--- Start Task material ---

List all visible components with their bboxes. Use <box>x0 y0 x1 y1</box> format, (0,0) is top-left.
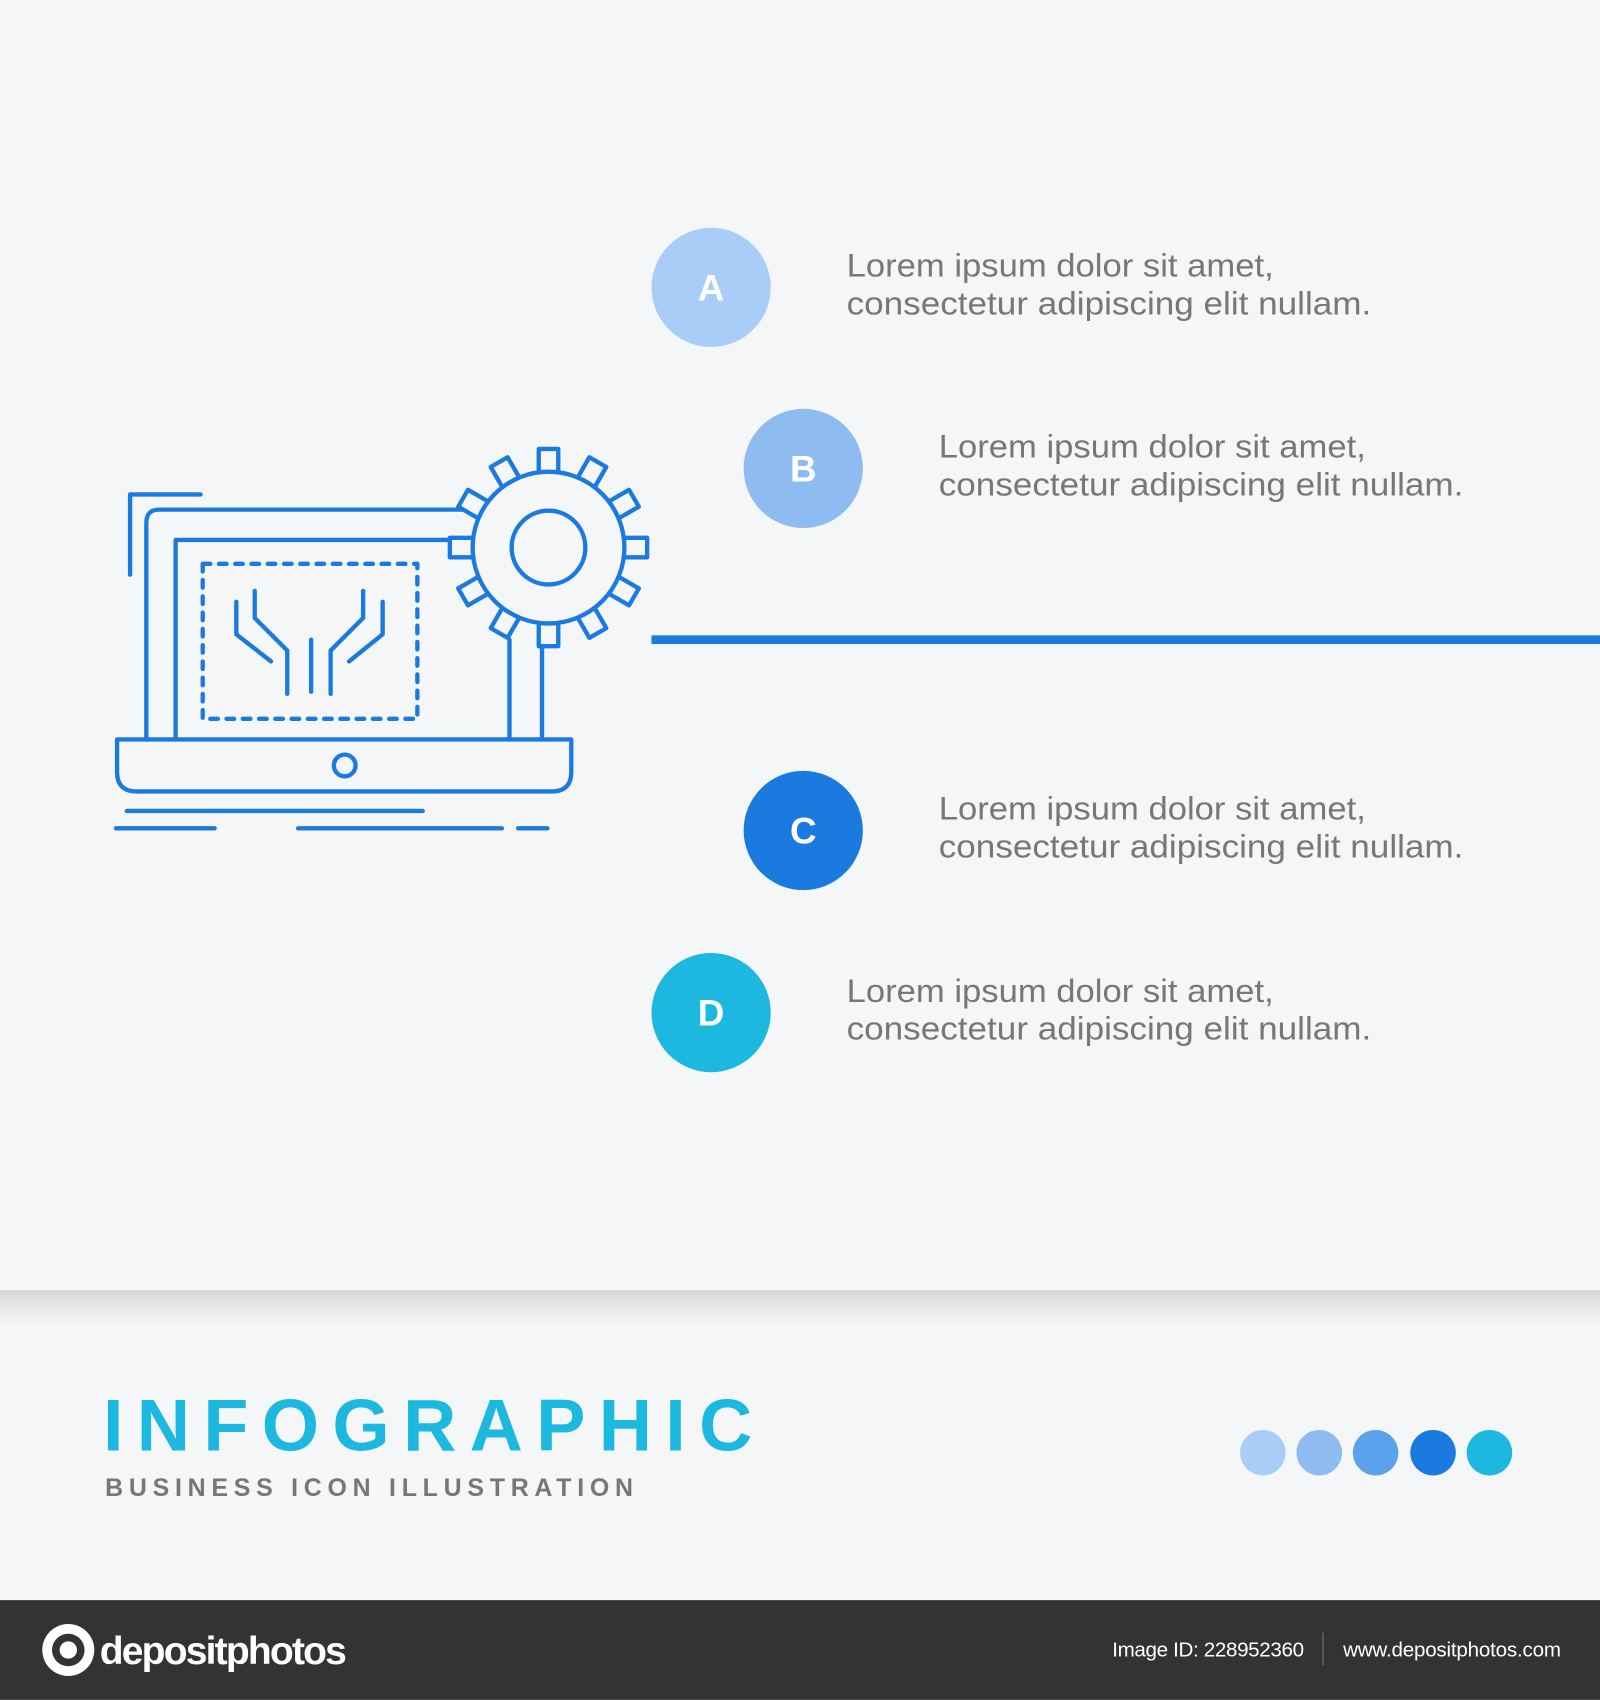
color dots <box>1240 1430 1512 1475</box>
item D: D <box>698 993 724 1034</box>
title: INFOGRAPHIC <box>103 1384 767 1467</box>
footer bar: www.depositphotos.com <box>1342 1639 1561 1662</box>
item C: Lorem ipsum dolor sit amet, <box>939 791 1366 827</box>
item A: Lorem ipsum dolor sit amet, <box>847 248 1274 284</box>
item B: Lorem ipsum dolor sit amet, <box>939 429 1366 465</box>
subtitle: BUSINESS ICON ILLUSTRATION <box>105 1474 637 1502</box>
item A <box>651 228 1371 347</box>
item B <box>744 409 1463 528</box>
timeline line <box>651 635 1600 644</box>
item D <box>651 953 1371 1072</box>
item C: consectetur adipiscing elit nullam. <box>939 829 1463 865</box>
item B: consectetur adipiscing elit nullam. <box>939 467 1463 503</box>
footer bar: depositphotos <box>100 1630 347 1673</box>
item A: consectetur adipiscing elit nullam. <box>847 285 1371 321</box>
icon: laptop with gear <box>116 449 647 828</box>
item C <box>744 771 1463 890</box>
item A: A <box>698 267 724 308</box>
footer bar <box>0 1600 1600 1700</box>
item D: Lorem ipsum dolor sit amet, <box>847 973 1274 1009</box>
item D: consectetur adipiscing elit nullam. <box>847 1011 1371 1047</box>
item C: C <box>790 810 817 851</box>
item B: B <box>790 448 817 489</box>
footer bar: Image ID: 228952360 <box>1112 1639 1304 1662</box>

--- End Task material ---

## What is required
Render all of the data above as a JSON list of strings, one string per line with blank lines omitted, and leave out the picture.

## Solution
[
  "List all visible components with their bboxes. Use <box>x0 y0 x1 y1</box> format, (0,0) is top-left.",
  "color dots <box>1240 1430 1512 1475</box>",
  "item D: D <box>698 993 724 1034</box>",
  "title: INFOGRAPHIC <box>103 1384 767 1467</box>",
  "footer bar: www.depositphotos.com <box>1342 1639 1561 1662</box>",
  "item C: Lorem ipsum dolor sit amet, <box>939 791 1366 827</box>",
  "item A: Lorem ipsum dolor sit amet, <box>847 248 1274 284</box>",
  "item B: Lorem ipsum dolor sit amet, <box>939 429 1366 465</box>",
  "subtitle: BUSINESS ICON ILLUSTRATION <box>105 1474 637 1502</box>",
  "item A <box>651 228 1371 347</box>",
  "item B <box>744 409 1463 528</box>",
  "timeline line <box>651 635 1600 644</box>",
  "item D <box>651 953 1371 1072</box>",
  "item C: consectetur adipiscing elit nullam. <box>939 829 1463 865</box>",
  "item B: consectetur adipiscing elit nullam. <box>939 467 1463 503</box>",
  "footer bar: depositphotos <box>100 1630 347 1673</box>",
  "item A: consectetur adipiscing elit nullam. <box>847 285 1371 321</box>",
  "icon: laptop with gear <box>116 449 647 828</box>",
  "item C <box>744 771 1463 890</box>",
  "item A: A <box>698 267 724 308</box>",
  "footer bar <box>0 1600 1600 1700</box>",
  "item D: Lorem ipsum dolor sit amet, <box>847 973 1274 1009</box>",
  "item D: consectetur adipiscing elit nullam. <box>847 1011 1371 1047</box>",
  "item C: C <box>790 810 817 851</box>",
  "item B: B <box>790 448 817 489</box>",
  "footer bar: Image ID: 228952360 <box>1112 1639 1304 1662</box>"
]